Stored data
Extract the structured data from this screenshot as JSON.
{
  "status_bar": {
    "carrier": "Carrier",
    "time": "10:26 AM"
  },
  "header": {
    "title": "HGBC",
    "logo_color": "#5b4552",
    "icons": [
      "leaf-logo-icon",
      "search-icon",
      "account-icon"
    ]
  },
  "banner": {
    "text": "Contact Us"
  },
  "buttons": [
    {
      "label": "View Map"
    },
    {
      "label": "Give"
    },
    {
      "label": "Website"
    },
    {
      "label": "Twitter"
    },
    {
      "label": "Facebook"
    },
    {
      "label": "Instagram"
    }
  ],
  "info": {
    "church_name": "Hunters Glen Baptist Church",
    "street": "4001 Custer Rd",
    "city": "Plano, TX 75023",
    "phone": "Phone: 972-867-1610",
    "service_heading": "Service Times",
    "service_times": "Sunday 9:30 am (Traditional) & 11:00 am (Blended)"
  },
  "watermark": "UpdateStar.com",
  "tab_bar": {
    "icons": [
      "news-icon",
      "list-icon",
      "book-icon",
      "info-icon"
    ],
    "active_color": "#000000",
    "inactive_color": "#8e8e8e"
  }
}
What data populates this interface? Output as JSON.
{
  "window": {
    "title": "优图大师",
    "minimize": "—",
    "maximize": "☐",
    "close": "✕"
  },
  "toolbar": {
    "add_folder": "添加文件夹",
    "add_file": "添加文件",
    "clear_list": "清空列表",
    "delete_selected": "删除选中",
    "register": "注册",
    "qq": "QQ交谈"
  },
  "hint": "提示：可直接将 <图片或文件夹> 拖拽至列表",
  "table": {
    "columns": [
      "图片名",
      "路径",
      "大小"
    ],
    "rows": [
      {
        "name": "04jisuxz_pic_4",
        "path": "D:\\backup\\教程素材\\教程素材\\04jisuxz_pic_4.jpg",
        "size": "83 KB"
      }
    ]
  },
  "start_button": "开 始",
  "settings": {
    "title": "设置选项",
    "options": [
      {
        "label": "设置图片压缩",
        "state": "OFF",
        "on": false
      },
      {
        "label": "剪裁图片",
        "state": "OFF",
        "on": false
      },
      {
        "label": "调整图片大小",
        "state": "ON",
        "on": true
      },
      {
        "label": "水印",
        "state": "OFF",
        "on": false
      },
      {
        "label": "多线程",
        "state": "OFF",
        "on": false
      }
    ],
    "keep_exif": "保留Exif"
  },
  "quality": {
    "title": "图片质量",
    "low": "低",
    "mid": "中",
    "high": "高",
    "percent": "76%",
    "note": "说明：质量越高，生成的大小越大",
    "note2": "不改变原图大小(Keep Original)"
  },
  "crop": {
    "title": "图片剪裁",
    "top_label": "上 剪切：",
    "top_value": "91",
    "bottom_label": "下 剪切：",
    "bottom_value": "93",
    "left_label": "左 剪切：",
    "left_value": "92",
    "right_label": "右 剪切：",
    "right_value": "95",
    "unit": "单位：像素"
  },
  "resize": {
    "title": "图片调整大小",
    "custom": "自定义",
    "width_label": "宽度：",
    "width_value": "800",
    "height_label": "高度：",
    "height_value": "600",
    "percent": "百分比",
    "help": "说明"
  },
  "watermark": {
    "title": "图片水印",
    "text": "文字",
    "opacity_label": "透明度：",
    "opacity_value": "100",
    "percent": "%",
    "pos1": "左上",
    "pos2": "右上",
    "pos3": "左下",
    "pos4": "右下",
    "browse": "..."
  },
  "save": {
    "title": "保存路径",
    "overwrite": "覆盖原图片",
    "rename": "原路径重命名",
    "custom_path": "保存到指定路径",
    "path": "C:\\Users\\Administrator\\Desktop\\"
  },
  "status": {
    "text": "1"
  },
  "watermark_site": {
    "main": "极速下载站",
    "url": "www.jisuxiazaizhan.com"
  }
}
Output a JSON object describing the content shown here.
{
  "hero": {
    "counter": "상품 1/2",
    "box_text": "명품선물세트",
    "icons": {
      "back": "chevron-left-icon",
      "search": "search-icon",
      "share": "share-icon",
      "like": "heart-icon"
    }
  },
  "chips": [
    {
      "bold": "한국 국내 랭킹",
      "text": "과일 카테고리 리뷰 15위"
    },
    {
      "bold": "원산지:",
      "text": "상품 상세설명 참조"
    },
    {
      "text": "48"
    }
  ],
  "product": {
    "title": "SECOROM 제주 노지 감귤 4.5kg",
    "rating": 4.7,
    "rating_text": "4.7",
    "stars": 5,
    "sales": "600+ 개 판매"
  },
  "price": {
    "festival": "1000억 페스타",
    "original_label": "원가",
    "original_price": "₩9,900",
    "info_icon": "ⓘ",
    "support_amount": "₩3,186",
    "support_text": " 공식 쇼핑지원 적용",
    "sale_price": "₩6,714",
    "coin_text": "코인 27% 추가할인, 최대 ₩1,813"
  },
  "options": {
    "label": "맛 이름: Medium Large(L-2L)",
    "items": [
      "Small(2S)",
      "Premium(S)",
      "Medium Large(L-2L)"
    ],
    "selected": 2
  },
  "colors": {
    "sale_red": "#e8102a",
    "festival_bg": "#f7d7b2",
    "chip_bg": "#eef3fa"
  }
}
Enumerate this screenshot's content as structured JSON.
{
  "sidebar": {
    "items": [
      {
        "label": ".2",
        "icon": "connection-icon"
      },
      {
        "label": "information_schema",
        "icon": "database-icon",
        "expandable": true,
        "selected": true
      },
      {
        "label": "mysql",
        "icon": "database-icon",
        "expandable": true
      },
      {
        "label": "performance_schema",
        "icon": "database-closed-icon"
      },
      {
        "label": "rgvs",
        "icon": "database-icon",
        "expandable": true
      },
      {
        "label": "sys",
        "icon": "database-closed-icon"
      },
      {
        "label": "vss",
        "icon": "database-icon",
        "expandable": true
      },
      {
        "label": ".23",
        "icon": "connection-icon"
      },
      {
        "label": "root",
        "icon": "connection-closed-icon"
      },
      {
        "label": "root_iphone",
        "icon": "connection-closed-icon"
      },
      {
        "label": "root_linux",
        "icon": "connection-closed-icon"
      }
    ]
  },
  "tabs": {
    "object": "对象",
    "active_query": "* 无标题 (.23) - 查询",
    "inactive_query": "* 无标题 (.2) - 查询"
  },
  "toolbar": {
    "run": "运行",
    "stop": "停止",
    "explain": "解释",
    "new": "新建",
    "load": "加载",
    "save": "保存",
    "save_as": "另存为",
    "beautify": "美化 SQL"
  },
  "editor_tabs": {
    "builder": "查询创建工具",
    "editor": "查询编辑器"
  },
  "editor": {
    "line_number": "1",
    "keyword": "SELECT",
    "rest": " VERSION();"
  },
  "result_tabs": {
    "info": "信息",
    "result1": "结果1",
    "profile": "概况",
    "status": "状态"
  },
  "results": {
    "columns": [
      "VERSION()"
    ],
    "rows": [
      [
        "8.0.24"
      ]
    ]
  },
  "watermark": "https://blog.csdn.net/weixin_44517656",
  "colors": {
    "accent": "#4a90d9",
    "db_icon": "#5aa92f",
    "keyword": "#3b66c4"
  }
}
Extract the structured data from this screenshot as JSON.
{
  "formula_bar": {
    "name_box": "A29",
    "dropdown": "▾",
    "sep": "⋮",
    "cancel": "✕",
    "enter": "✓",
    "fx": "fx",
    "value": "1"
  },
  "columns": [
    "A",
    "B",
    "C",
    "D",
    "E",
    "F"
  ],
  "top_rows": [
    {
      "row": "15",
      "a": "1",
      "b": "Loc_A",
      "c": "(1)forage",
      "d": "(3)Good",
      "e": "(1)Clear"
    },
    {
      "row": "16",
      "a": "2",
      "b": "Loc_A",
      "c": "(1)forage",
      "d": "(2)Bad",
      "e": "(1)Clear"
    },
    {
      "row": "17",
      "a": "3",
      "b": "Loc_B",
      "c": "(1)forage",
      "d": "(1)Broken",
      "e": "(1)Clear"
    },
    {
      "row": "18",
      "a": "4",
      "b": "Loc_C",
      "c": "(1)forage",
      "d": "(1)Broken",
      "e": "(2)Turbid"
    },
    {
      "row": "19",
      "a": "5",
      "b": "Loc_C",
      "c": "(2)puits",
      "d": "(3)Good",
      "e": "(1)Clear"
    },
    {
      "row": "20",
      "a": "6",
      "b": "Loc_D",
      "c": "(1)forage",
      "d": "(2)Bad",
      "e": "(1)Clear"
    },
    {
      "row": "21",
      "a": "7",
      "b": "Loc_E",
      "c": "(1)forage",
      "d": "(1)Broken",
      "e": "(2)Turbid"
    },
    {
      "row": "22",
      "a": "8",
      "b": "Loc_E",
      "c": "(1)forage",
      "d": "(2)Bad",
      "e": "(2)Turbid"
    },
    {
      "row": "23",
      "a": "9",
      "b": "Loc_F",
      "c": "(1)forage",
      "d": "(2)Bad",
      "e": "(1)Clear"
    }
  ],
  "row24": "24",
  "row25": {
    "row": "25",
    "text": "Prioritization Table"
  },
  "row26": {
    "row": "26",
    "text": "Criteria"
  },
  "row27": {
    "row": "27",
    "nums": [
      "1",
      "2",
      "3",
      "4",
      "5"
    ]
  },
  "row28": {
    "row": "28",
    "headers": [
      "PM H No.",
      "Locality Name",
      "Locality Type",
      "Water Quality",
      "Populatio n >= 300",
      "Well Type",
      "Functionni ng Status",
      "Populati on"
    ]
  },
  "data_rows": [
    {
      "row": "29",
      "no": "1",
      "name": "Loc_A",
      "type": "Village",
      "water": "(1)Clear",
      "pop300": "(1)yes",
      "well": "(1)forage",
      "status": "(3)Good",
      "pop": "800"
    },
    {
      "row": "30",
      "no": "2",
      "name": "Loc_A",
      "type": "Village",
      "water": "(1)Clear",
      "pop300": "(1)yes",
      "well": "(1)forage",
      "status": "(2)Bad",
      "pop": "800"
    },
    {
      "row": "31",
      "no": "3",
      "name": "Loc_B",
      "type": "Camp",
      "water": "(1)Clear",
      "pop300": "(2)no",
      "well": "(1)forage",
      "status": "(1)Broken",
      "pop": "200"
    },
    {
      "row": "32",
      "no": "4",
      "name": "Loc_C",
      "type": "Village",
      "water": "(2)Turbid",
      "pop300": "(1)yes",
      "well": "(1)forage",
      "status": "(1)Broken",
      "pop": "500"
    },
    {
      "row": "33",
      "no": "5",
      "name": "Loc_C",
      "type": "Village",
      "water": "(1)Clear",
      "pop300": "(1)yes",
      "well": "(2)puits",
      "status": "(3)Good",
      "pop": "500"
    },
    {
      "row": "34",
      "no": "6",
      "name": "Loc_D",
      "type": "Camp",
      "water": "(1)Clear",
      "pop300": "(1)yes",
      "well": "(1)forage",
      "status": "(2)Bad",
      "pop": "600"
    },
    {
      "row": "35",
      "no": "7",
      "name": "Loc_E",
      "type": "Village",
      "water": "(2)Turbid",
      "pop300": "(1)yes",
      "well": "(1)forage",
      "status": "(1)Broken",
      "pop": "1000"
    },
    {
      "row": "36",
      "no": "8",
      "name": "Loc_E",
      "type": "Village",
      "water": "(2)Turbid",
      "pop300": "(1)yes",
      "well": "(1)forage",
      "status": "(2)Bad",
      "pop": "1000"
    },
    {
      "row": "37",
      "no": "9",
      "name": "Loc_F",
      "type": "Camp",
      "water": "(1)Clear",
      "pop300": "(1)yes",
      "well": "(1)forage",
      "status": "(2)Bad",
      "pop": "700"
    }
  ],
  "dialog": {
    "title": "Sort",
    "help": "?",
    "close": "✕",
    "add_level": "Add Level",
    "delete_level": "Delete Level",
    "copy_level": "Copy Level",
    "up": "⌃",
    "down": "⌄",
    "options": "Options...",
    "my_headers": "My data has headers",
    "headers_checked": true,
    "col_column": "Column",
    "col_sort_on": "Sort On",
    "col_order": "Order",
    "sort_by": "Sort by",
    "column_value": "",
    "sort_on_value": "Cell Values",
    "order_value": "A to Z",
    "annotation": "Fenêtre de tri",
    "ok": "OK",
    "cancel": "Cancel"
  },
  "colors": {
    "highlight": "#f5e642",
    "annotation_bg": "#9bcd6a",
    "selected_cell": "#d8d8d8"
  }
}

**WHAT IS ASKED**
Count all lines of the data that include "true". The answer is the number alone.

**FINAL ANSWER**
7